> Task brief
Write out all lines holding the word "including".
━━━━━ Excerpted records ━━━━━
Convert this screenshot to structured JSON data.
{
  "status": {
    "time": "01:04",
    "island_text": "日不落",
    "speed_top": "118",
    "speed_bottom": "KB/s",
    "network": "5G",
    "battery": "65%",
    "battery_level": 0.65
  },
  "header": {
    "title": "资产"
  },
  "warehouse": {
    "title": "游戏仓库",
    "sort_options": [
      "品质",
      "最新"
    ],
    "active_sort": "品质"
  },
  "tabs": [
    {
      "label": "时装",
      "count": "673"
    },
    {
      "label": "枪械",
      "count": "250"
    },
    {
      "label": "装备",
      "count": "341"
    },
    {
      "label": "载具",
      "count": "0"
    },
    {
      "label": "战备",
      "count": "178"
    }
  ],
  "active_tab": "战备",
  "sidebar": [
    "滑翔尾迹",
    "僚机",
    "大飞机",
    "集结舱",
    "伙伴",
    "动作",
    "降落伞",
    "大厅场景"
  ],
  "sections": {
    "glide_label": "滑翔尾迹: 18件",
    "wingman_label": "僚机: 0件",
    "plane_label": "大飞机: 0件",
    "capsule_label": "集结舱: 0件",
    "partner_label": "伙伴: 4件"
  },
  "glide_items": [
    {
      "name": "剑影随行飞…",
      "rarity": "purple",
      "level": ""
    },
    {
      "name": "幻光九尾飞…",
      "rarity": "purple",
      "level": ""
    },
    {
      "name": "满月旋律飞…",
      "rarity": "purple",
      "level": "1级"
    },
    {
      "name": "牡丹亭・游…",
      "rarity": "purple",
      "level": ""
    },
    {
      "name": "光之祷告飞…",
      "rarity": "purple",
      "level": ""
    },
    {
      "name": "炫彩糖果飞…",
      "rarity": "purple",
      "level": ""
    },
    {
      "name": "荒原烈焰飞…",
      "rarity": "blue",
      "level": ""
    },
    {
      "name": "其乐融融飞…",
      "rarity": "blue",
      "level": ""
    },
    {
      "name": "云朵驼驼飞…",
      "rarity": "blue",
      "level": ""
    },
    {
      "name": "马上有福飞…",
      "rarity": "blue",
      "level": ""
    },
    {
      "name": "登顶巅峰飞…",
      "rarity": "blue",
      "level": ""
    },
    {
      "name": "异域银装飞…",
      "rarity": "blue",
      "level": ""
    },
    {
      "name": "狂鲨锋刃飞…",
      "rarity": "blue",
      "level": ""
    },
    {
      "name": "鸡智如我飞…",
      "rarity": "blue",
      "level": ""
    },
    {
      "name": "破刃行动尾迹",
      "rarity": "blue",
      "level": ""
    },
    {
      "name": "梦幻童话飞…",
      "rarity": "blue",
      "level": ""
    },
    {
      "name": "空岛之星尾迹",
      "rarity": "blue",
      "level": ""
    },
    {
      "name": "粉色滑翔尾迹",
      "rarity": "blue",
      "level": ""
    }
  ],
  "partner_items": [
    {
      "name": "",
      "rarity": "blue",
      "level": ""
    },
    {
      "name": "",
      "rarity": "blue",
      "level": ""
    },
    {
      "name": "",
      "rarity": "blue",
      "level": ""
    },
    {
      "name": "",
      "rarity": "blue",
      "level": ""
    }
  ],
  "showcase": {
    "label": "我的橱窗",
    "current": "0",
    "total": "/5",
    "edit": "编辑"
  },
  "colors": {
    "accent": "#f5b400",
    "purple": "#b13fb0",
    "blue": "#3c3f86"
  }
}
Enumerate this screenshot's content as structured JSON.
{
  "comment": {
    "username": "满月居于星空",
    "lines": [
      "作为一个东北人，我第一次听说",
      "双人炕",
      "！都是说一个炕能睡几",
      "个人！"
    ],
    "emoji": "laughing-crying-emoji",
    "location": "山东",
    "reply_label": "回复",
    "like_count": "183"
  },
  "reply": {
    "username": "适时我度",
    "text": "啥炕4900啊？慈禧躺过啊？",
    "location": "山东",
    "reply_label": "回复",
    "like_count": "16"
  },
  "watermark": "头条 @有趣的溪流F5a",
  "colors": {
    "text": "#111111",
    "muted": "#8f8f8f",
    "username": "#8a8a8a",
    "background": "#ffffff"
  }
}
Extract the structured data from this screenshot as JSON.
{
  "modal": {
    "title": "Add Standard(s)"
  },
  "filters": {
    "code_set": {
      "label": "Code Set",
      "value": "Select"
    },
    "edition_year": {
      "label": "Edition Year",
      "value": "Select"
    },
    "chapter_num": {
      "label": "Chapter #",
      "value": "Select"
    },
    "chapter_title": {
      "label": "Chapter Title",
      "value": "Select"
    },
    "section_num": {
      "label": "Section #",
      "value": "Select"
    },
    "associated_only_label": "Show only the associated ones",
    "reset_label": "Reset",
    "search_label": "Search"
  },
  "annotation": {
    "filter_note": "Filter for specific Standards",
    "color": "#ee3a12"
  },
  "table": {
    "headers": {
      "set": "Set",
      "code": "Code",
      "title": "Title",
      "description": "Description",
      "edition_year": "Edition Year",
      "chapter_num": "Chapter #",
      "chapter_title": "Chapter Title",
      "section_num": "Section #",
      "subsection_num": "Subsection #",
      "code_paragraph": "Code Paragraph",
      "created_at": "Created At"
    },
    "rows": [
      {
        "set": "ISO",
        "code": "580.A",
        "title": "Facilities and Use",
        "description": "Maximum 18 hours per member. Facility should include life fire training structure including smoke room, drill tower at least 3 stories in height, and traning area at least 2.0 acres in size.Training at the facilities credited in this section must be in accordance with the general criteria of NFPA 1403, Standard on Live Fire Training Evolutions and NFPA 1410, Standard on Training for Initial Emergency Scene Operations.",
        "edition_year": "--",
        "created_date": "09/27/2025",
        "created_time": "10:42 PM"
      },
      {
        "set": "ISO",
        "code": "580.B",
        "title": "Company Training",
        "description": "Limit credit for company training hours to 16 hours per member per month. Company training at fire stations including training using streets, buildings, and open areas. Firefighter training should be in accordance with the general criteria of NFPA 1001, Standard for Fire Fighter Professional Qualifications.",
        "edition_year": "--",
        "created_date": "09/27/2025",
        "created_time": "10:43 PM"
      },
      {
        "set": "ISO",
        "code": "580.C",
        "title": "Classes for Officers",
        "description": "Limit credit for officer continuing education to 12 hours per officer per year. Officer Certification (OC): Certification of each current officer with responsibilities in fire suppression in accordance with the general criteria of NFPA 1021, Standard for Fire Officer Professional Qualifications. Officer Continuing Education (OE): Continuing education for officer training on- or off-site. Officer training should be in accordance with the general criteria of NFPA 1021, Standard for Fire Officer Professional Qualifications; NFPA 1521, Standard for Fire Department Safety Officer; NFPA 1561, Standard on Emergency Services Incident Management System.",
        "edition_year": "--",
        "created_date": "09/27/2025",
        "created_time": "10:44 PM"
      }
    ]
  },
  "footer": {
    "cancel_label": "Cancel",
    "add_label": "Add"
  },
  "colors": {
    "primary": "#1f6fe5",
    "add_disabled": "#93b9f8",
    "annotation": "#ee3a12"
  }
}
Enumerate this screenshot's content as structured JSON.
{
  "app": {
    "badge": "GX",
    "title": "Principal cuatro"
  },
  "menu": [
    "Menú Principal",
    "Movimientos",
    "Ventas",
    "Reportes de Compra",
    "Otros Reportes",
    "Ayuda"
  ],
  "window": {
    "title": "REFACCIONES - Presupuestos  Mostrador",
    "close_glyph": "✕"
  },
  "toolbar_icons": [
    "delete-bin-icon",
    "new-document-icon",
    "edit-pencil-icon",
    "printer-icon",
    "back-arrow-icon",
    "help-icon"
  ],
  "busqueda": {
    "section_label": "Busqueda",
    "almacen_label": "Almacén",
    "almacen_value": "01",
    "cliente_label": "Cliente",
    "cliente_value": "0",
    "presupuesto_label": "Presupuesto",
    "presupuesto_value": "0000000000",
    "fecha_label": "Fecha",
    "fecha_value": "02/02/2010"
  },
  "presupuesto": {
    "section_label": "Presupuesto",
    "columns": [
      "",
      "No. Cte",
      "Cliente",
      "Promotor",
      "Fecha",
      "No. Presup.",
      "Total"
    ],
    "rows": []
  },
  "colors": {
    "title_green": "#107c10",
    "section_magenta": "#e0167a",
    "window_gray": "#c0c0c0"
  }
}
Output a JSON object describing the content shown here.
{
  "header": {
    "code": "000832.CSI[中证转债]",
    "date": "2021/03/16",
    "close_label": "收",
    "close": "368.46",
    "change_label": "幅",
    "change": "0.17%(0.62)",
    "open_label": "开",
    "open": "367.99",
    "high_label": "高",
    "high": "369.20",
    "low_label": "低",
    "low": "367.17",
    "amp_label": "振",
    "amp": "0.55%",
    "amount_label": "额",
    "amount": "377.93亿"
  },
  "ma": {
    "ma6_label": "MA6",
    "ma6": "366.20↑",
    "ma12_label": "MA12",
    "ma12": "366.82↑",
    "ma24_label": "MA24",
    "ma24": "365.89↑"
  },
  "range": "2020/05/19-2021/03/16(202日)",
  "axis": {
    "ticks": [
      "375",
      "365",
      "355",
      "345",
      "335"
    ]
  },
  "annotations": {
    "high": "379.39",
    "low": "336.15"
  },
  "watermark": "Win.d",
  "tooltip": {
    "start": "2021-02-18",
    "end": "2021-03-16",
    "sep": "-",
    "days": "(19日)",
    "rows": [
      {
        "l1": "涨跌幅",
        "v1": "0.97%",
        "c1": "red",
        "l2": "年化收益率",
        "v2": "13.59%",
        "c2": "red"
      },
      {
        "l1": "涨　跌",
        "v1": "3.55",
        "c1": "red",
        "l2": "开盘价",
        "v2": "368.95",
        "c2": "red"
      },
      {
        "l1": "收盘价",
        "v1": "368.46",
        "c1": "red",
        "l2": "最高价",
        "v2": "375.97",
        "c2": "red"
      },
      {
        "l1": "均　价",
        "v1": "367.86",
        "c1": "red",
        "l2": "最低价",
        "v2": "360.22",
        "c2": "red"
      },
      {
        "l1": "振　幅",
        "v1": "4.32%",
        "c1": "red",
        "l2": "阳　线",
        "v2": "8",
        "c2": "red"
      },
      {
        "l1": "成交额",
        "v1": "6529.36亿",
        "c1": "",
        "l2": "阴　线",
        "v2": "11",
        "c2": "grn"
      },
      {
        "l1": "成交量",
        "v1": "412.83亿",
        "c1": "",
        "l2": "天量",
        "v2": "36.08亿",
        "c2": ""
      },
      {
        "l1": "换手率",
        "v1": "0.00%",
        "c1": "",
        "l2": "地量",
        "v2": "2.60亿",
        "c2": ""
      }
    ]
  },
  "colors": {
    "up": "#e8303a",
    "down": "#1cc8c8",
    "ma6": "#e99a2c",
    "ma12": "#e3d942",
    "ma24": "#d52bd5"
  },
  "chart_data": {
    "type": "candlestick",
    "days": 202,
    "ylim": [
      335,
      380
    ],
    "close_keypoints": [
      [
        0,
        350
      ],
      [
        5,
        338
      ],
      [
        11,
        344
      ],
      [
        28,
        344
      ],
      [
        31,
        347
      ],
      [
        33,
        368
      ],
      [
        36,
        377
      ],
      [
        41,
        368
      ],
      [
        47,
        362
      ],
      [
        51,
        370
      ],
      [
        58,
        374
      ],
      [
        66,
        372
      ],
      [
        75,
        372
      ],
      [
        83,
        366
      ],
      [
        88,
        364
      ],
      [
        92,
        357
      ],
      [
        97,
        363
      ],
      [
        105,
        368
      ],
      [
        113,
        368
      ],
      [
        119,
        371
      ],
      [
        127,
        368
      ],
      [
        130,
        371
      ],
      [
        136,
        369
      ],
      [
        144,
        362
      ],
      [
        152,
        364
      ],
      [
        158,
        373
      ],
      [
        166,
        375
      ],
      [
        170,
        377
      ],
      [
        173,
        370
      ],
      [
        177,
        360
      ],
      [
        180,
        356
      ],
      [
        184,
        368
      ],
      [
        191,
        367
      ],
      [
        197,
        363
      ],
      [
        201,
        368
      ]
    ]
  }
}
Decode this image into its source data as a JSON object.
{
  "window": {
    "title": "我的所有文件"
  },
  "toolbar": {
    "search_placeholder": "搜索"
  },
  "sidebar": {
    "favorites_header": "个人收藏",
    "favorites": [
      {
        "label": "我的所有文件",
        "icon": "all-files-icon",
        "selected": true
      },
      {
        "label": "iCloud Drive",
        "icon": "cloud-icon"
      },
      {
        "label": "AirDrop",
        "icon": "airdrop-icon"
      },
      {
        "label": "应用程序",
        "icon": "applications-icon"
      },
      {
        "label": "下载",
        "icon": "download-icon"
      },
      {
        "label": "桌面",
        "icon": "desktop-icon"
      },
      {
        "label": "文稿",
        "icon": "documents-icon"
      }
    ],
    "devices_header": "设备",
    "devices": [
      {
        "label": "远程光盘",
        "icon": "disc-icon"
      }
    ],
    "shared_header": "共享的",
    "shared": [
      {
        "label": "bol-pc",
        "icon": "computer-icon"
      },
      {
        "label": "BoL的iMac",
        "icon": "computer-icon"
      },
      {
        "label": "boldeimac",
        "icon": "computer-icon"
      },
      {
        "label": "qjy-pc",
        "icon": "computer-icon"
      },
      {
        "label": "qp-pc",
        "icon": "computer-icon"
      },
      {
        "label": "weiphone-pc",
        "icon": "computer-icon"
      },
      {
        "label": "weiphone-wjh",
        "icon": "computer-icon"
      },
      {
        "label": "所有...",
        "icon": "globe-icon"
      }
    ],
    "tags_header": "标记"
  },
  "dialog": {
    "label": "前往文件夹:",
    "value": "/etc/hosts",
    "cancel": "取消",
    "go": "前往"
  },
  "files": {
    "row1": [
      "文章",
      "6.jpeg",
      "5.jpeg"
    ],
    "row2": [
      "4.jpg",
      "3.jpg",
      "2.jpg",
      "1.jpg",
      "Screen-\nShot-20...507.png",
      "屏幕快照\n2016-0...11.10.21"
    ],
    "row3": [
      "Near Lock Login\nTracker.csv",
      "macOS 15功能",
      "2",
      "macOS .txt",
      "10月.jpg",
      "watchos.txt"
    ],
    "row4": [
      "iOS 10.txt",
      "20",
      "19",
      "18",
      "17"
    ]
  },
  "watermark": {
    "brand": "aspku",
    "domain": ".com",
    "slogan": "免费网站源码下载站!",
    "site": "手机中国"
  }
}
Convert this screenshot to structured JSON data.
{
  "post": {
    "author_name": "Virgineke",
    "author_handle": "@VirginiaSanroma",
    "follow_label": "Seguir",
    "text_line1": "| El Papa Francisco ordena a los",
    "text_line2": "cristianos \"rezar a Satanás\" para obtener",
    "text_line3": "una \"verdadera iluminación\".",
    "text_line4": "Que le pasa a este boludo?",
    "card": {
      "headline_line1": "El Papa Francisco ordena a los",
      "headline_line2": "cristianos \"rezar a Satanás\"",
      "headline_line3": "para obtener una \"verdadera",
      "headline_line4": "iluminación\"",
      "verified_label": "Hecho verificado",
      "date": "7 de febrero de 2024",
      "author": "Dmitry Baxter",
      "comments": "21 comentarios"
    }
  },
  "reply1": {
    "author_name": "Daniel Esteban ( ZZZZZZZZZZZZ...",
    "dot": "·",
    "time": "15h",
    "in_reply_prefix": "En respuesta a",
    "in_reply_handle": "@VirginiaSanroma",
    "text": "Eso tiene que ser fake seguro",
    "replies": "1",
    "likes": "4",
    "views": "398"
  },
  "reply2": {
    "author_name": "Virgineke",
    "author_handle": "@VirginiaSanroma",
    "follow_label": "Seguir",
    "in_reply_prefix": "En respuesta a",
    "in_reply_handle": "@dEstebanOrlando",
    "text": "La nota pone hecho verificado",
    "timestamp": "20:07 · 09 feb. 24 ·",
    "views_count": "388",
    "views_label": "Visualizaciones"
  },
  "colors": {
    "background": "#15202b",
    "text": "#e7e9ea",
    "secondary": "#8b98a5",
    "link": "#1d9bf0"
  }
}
━━━━━
> Expected answer
        "description": "Maximum 18 hours per member. Facility should include life fire training structure including smoke room, drill tower at least 3 stories in height, and traning area at least 2.0 acres in size.Training at the facilities credited in this section must be in accordance with the general criteria of NFPA 1403, Standard on Live Fire Training Evolutions and NFPA 1410, Standard on Training for Initial Emergency Scene Operations.",
        "description": "Limit credit for company training hours to 16 hours per member per month. Company training at fire stations including training using streets, buildings, and open areas. Firefighter training should be in accordance with the general criteria of NFPA 1001, Standard for Fire Fighter Professional Qualifications.",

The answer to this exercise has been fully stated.